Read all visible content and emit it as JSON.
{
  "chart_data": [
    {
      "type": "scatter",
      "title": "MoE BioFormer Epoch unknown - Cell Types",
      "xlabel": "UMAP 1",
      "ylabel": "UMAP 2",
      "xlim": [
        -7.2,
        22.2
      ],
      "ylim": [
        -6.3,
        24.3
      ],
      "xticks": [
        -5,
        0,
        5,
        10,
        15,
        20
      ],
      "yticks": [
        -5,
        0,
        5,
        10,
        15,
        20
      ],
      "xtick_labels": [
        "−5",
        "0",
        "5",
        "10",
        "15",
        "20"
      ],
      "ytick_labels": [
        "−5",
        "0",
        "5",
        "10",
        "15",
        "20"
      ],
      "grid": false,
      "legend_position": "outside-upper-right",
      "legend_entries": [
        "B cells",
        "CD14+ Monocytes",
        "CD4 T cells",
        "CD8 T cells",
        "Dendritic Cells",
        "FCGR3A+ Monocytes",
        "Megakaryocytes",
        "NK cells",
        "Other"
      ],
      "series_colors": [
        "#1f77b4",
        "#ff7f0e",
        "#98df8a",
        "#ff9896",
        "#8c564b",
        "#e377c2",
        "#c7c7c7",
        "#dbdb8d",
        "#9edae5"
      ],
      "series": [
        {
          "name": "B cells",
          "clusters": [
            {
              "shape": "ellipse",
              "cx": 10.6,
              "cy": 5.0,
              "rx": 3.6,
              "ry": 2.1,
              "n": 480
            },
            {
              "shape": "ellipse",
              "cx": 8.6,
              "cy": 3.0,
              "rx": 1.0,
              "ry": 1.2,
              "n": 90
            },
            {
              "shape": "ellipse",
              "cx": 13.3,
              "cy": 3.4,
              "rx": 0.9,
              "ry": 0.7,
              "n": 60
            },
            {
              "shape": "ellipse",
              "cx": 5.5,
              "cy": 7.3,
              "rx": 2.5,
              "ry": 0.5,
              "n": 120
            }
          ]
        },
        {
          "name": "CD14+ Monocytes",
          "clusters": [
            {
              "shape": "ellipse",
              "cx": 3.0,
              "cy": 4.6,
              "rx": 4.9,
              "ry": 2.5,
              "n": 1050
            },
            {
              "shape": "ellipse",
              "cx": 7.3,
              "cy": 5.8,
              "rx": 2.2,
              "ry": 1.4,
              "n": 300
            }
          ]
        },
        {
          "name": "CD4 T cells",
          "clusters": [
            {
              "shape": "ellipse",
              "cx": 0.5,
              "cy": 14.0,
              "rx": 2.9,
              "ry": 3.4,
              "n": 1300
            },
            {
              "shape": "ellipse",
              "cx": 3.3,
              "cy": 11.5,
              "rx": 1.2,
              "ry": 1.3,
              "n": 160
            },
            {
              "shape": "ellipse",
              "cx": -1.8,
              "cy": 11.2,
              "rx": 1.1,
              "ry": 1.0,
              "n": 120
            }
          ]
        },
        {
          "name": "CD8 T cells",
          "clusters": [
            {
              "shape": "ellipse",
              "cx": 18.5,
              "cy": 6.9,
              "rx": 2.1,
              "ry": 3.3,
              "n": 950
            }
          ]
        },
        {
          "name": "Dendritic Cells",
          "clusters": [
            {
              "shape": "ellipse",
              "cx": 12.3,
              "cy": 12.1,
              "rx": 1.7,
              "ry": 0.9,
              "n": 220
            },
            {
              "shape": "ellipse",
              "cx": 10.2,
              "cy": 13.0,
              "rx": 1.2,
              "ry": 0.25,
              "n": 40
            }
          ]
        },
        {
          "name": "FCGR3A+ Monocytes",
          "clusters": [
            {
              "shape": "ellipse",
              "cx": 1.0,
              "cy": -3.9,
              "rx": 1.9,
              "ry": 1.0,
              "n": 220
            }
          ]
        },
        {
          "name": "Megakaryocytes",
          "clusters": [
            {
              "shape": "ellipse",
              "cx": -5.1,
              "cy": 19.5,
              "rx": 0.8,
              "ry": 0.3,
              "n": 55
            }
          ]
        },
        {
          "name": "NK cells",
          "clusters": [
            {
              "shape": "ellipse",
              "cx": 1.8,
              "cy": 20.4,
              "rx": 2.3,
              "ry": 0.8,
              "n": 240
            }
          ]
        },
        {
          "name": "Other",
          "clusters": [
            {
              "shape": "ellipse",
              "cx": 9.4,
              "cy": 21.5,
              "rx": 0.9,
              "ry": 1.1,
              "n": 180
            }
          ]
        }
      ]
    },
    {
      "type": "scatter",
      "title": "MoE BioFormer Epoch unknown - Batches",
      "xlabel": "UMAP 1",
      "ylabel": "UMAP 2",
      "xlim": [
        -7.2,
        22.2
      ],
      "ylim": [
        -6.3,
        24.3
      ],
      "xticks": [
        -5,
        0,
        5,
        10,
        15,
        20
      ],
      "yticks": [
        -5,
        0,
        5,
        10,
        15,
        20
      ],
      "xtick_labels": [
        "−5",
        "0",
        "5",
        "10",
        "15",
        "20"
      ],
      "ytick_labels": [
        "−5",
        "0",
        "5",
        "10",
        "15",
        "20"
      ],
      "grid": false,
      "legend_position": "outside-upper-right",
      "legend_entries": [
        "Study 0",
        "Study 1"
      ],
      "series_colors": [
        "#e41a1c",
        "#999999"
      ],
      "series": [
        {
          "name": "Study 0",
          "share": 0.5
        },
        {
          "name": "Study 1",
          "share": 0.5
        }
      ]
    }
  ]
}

=====

Work task | The answer should be one number only: how many lines in the listing hold "Epoch".

Response to this task | 2